TASKS FOR THIS EXERCISE
a - In the court excerpt on the parenting dispute, why does the father propose that supervised time with the children take place near the mother's current residence?
b - Resume the court excerpt on the parenting dispute, picking up after its final sentence.

ARTICLE
# # # # #

The children have already had a dramatic change in circumstances as they have relocated away from their former home in the (omitted) area to Sydney. The father believes that the separation between the children and himself as a result of the earlier interim orders has caused them to act out and he wishes to return some normality to their lives.
Ms Mowbray submitted that the father was willing to pay for the expense of a supervised contact service to enable him to spend time with the children. He proposes that this should take place near to the mother’s current residence to reduce the impact on the children.
Mr Levy of Counsel, for the mother, submitted that the Court should not entertain or encourage serial interim parenting applications nor should it adopt a piecemeal approach to the making of interim parenting orders.
The mother did not concede that there is a benefit to the children in having a meaningful relationship with their father, given his physically and verbally abusive and violent behaviour over a long period of time. It is the mother’s view that there is an unacceptable risk to the children in the care of their father, as they have been repeatedly abused by him and the two boys have been assaulted by him. Further, there is a significant risk of the mother’s capacity to parent the children being compromised by an order allowing the father to spend time with the children.

# # # # #

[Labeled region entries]
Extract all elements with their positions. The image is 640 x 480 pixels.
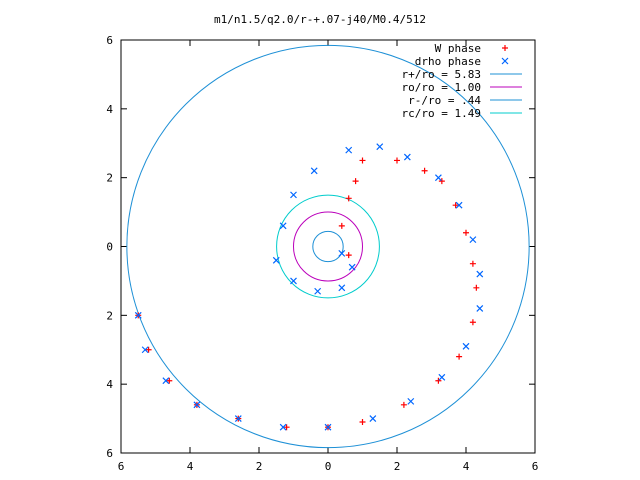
data-point	[462, 342, 470, 350]
x-tick-label: 0	[325, 460, 332, 473]
data-point	[145, 346, 152, 353]
y-tick-label: 2	[106, 309, 113, 322]
circle-series-mark	[126, 44, 530, 449]
data-point	[463, 229, 469, 236]
data-point	[162, 377, 170, 385]
circle-series-mark	[312, 230, 344, 263]
data-point	[310, 167, 318, 175]
circle-series	[126, 44, 530, 449]
data-point	[314, 287, 322, 295]
data-point	[283, 424, 290, 431]
data-point	[234, 415, 242, 423]
legend-label: r+/ro = 5.83	[402, 68, 481, 81]
data-point	[502, 45, 508, 51]
y-tick-label: 0	[106, 241, 113, 254]
legend-label: rc/ro = 1.49	[402, 107, 481, 120]
data-point	[134, 311, 142, 319]
data-point	[369, 415, 377, 423]
data-point	[352, 178, 359, 185]
data-point	[193, 401, 201, 409]
data-point	[469, 319, 476, 326]
x-tick-label: 4	[187, 460, 194, 473]
data-point	[345, 195, 352, 202]
data-point	[469, 236, 477, 244]
data-point	[345, 146, 353, 154]
point-series	[134, 143, 484, 431]
data-point	[359, 419, 366, 426]
y-tick-label: 4	[106, 378, 113, 391]
data-point	[421, 167, 428, 174]
circle-series-mark	[276, 194, 380, 299]
y-tick-label: 6	[106, 34, 113, 47]
data-point	[376, 143, 384, 151]
y-tick-label: 6	[106, 447, 113, 460]
legend-label: W phase	[435, 42, 481, 55]
data-point	[338, 222, 345, 229]
legend-label: ro/ro = 1.00	[402, 81, 481, 94]
legend-label: r-/ro = .44	[408, 94, 481, 107]
data-point	[435, 377, 442, 384]
data-point	[438, 178, 445, 185]
data-point	[338, 284, 346, 292]
data-point	[279, 222, 287, 230]
data-point	[394, 157, 400, 164]
data-point	[348, 263, 356, 271]
data-point	[359, 157, 366, 164]
data-point	[324, 423, 332, 431]
data-point	[272, 256, 280, 264]
data-point	[166, 377, 173, 384]
data-point	[455, 201, 463, 209]
data-point	[403, 153, 411, 161]
x-tick-label: 6	[532, 460, 539, 473]
data-point	[452, 202, 459, 209]
data-point	[469, 260, 476, 267]
y-tick-label: 2	[106, 172, 113, 185]
data-point	[473, 284, 480, 291]
x-tick-label: 2	[256, 460, 263, 473]
data-point	[407, 397, 415, 405]
data-point	[279, 423, 287, 431]
data-point	[141, 346, 149, 354]
circle-series-mark	[293, 211, 363, 282]
data-point	[290, 191, 297, 199]
data-point	[438, 373, 446, 381]
data-point	[476, 270, 484, 278]
data-point	[456, 353, 463, 360]
data-point	[501, 57, 509, 65]
x-tick-label: 4	[463, 460, 470, 473]
chart-title: m1/n1.5/q2.0/r-+.07-j40/M0.4/512	[214, 13, 426, 26]
x-tick-label: 2	[394, 460, 401, 473]
data-point	[400, 401, 407, 408]
data-point	[345, 252, 352, 259]
legend-label: drho phase	[415, 55, 481, 68]
data-point	[338, 249, 346, 257]
data-point	[476, 305, 484, 312]
x-tick-label: 6	[118, 460, 125, 473]
data-point	[290, 277, 297, 285]
data-point	[434, 174, 442, 182]
y-tick-label: 4	[106, 103, 113, 116]
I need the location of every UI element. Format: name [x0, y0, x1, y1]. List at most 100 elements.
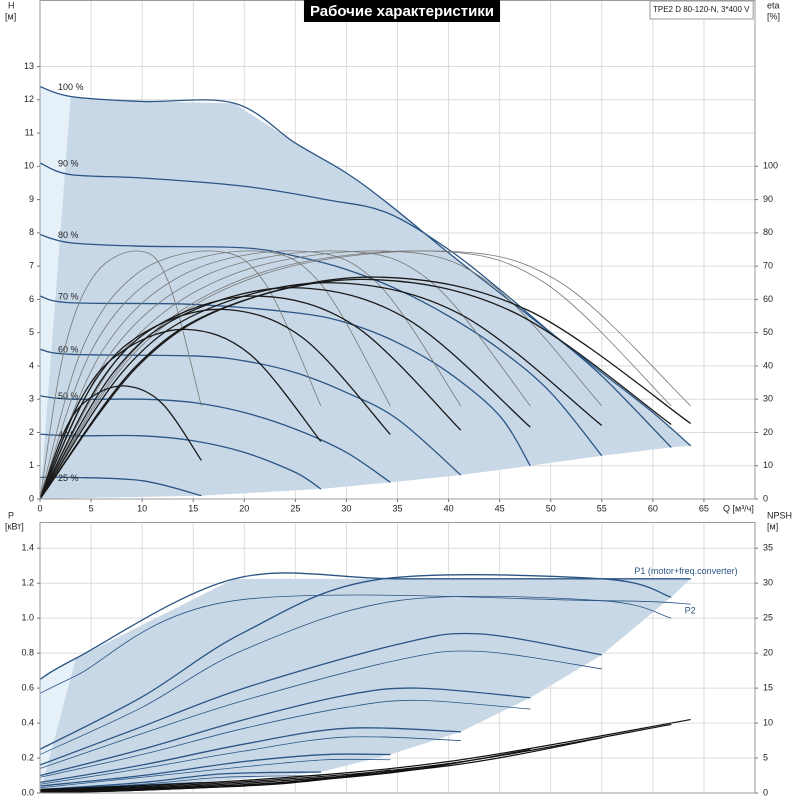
x-axis-label: Q [м³/ч]	[723, 503, 754, 513]
y-axis-unit: [кВт]	[5, 521, 24, 531]
curve	[39, 250, 391, 500]
y2-tick-label: 100	[763, 161, 778, 171]
curve-label: P2	[685, 606, 696, 616]
chart-subtitle: TPE2 D 80-120-N, 3*400 V	[653, 5, 750, 14]
x-tick-label: 5	[89, 503, 94, 513]
y-tick-label: 1.0	[21, 613, 34, 623]
y2-tick-label: 5	[763, 752, 768, 762]
y2-tick-label: 20	[763, 427, 773, 437]
curve	[39, 250, 322, 500]
curve	[39, 687, 531, 777]
y2-tick-label: 30	[763, 578, 773, 588]
y-axis-unit: [м]	[5, 11, 16, 21]
x-tick-label: 15	[188, 503, 198, 513]
curve-label: 100 %	[58, 82, 84, 92]
curve	[39, 276, 692, 500]
plot-frame	[39, 522, 756, 794]
curve	[39, 85, 692, 447]
curve	[39, 250, 202, 500]
y2-axis-unit: [%]	[767, 11, 780, 21]
chart-title: Рабочие характеристики	[310, 3, 494, 20]
x-tick-label: 55	[597, 503, 607, 513]
curve	[39, 650, 602, 769]
y2-tick-label: 0	[763, 493, 768, 503]
x-tick-label: 65	[699, 503, 709, 513]
y2-tick-label: 25	[763, 613, 773, 623]
y-tick-label: 0	[29, 493, 34, 503]
curve-label: 50 %	[58, 391, 79, 401]
y-tick-label: 12	[24, 94, 34, 104]
curve-label: 60 %	[58, 345, 79, 355]
y2-tick-label: 20	[763, 648, 773, 658]
curve	[39, 699, 531, 778]
curve	[39, 385, 202, 500]
y2-tick-label: 0	[763, 787, 768, 797]
x-tick-label: 35	[392, 503, 402, 513]
y-tick-label: 2	[29, 427, 34, 437]
curve	[39, 348, 462, 476]
curve-label: 80 %	[58, 230, 79, 240]
y-tick-label: 6	[29, 294, 34, 304]
y-tick-label: 9	[29, 194, 34, 204]
y-tick-label: 8	[29, 227, 34, 237]
curve	[39, 295, 531, 467]
y-tick-label: 0.6	[21, 682, 34, 692]
operating-area-edge	[40, 86, 71, 499]
y2-tick-label: 10	[763, 460, 773, 470]
y-tick-label: 0.4	[21, 717, 34, 727]
x-tick-label: 10	[137, 503, 147, 513]
curve	[39, 632, 602, 766]
curve	[39, 574, 672, 750]
y-tick-label: 0.0	[21, 787, 34, 797]
x-tick-label: 40	[444, 503, 454, 513]
curve	[39, 758, 391, 789]
y2-tick-label: 90	[763, 194, 773, 204]
y2-tick-label: 80	[763, 227, 773, 237]
y2-tick-label: 40	[763, 360, 773, 370]
curve-label: P1 (motor+freq.converter)	[634, 566, 737, 576]
y-tick-label: 0.2	[21, 752, 34, 762]
curve	[39, 395, 391, 483]
title-box	[303, 0, 501, 22]
y-tick-label: 5	[29, 327, 34, 337]
x-tick-label: 30	[341, 503, 351, 513]
plots: 100 %90 %80 %70 %60 %50 %40 %25 %0123456…	[5, 0, 792, 797]
curve	[39, 250, 672, 500]
y-tick-label: 4	[29, 360, 34, 370]
x-tick-label: 50	[546, 503, 556, 513]
y-tick-label: 1.4	[21, 543, 34, 553]
curve	[39, 718, 691, 791]
y2-axis-unit: [м]	[767, 521, 778, 531]
y-tick-label: 0.8	[21, 648, 34, 658]
curve	[39, 250, 691, 500]
y-axis-label: P	[8, 510, 14, 520]
curve	[39, 308, 391, 500]
curve	[39, 736, 461, 785]
curve-label: 70 %	[58, 291, 79, 301]
y-tick-label: 10	[24, 161, 34, 171]
curve	[39, 786, 202, 794]
y-tick-label: 1	[29, 460, 34, 470]
y-tick-label: 7	[29, 261, 34, 271]
curve	[39, 328, 322, 500]
x-tick-label: 0	[37, 503, 42, 513]
operating-area	[40, 96, 691, 500]
y2-tick-label: 30	[763, 394, 773, 404]
curve-label: 90 %	[58, 158, 79, 168]
x-tick-label: 25	[290, 503, 300, 513]
y2-tick-label: 10	[763, 717, 773, 727]
y2-tick-label: 50	[763, 327, 773, 337]
y-tick-label: 13	[24, 61, 34, 71]
curve	[39, 250, 603, 500]
curve	[39, 282, 603, 500]
curve	[39, 771, 321, 791]
curve	[39, 594, 691, 694]
y-tick-label: 11	[25, 127, 34, 137]
y2-tick-label: 60	[763, 294, 773, 304]
curve	[39, 162, 672, 448]
operating-area	[40, 578, 691, 793]
x-tick-label: 45	[495, 503, 505, 513]
y2-tick-label: 70	[763, 261, 773, 271]
y2-tick-label: 15	[763, 682, 773, 692]
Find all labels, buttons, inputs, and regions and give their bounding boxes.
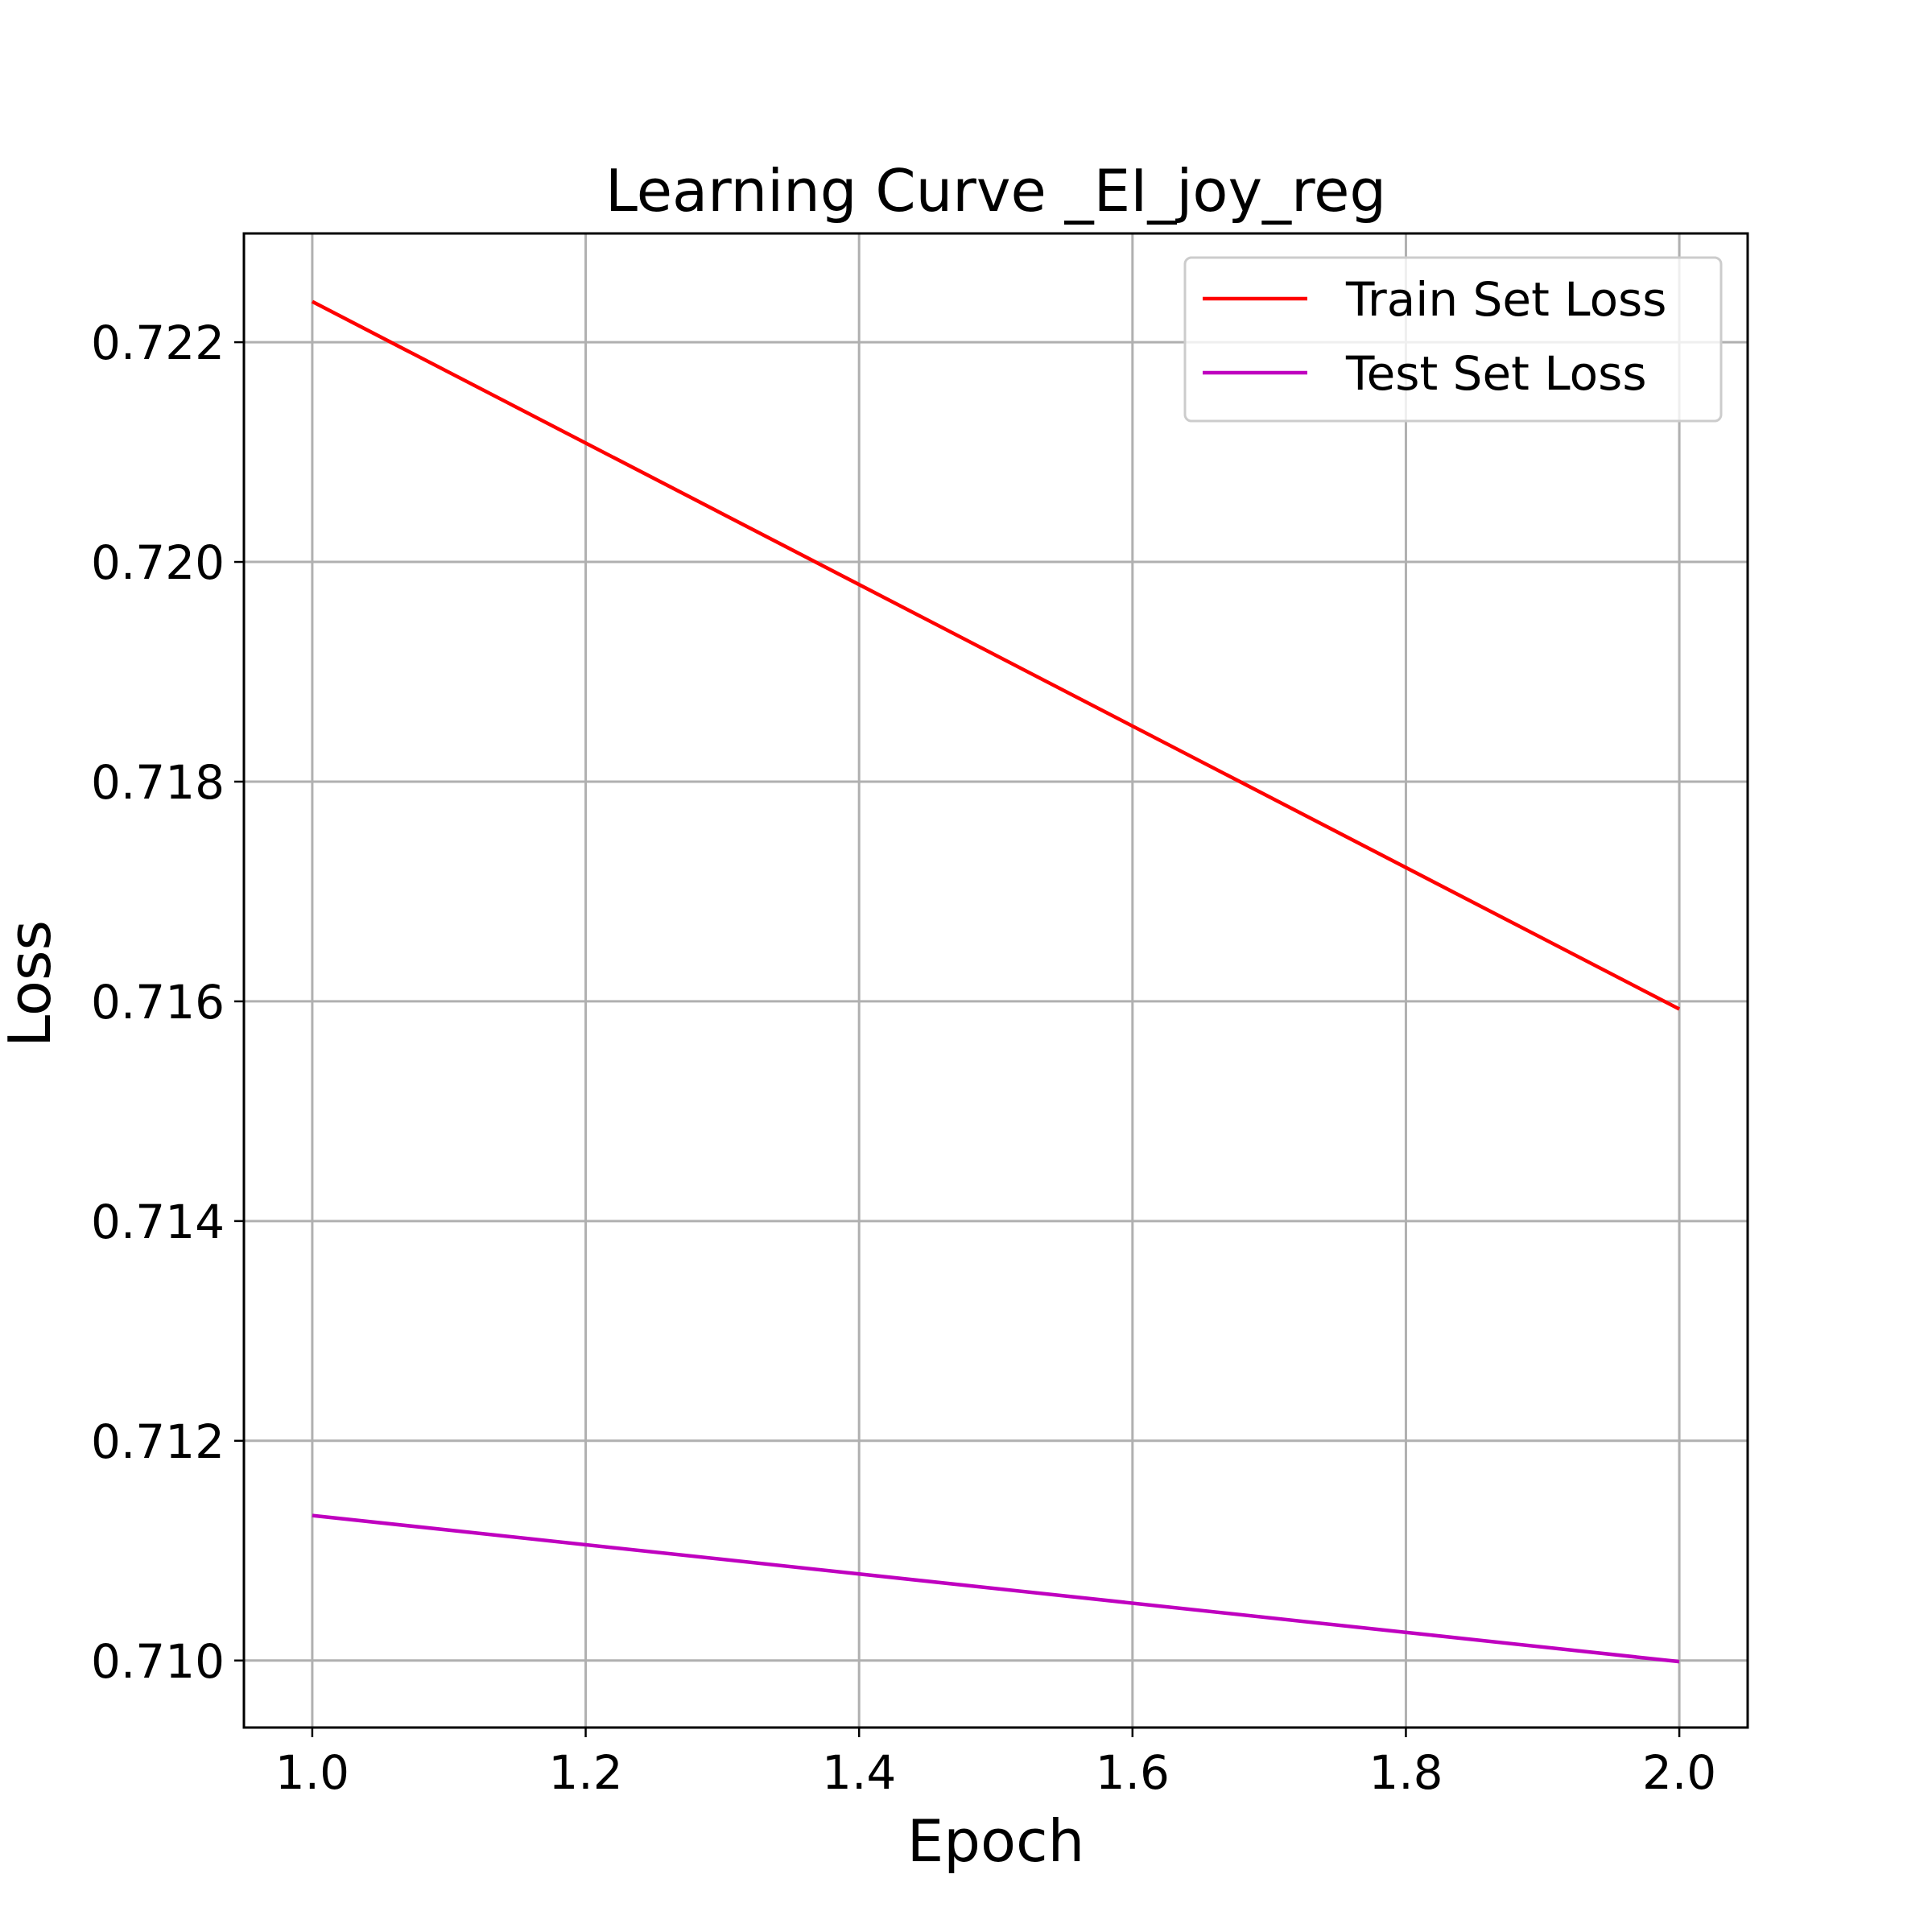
y-tick-label: 0.720 [91,535,225,590]
legend: Train Set Loss Test Set Loss [1183,256,1723,423]
grid [244,233,1748,1728]
legend-label-test: Test Set Loss [1345,346,1647,401]
plot-area-frame [242,232,1749,1729]
series-layer [311,299,1681,1664]
chart-title: Learning Curve _EI_joy_reg [605,157,1386,225]
x-axis-ticks: 1.0 1.2 1.4 1.6 1.8 2.0 [275,1728,1716,1800]
x-tick-label: 1.2 [548,1745,622,1800]
x-tick-label: 1.8 [1368,1745,1443,1800]
y-tick-label: 0.718 [91,755,225,810]
series-line-train-loss [311,299,1681,1011]
y-tick-label: 0.710 [91,1634,225,1689]
x-tick-label: 1.6 [1096,1745,1170,1800]
y-tick-label: 0.716 [91,975,225,1030]
x-axis-label: Epoch [907,1807,1084,1875]
y-tick-label: 0.714 [91,1195,225,1249]
x-tick-label: 2.0 [1642,1745,1716,1800]
x-tick-label: 1.0 [275,1745,349,1800]
y-tick-label: 0.722 [91,316,225,370]
y-axis-ticks: 0.710 0.712 0.714 0.716 0.718 0.720 0.722 [91,316,244,1689]
y-axis-label: Loss [0,920,64,1047]
y-tick-label: 0.712 [91,1414,225,1469]
legend-box [1183,256,1723,423]
series-line-test-loss [312,1513,1680,1664]
legend-label-train: Train Set Loss [1345,272,1667,327]
x-tick-label: 1.4 [822,1745,896,1800]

# # # # #

THE RESPONSES
a - He proposes that location to reduce the impact on the children. The arrangement would use a supervised contact service that he is willing to pay for.

b -
The Independent Children’s Lawyer, Ms Volk, submitted that the father should be at liberty to send gifts to the children and communicate with them by telephone. She further submitted that the father should spend time with the children, under supervision by (omitted), for one hour each Saturday for a period of two months and then for two hours each alternate Saturday until the final hearing.
The Independent Children’s Lawyer did not support the father’s proposal to move to unsupervised time with the children prior to the final hearing. She referred to the Report of Dr C and submitted that, on an interim basis, the Court cannot determine the risk to the children and must take a conservative approach. Noting the significant allegations of family violence made by the mother and her allegations of threats of harm by the father, there is cause for considerable concern. However, supervision of any time that the children would spend with the father would present protection from physical harm, abuse, neglect or family violence.
It was further submitted that the main consideration for the Court is the impact on the children’s emotional wellbeing, and that of their mother, if the children are to spend any time with their father.
The parties’ proposals
The mother’s proposal is that there should be no change to the current arrangements, which provide for the father’s contact with the children to be purely by telephone or through the sending of gifts or cards. There is no provision for the father to spend any face to face time with the children under the current Orders.
The father’s proposal, by comparison, is that face to face time with the children should commence, initially under supervision, but moving to unsupervised time after three months.
The Independent Children’s Lawyer does not support any unsupervised time between the father and the children and proposes that there should be a very limited amount of face to face time, under supervision.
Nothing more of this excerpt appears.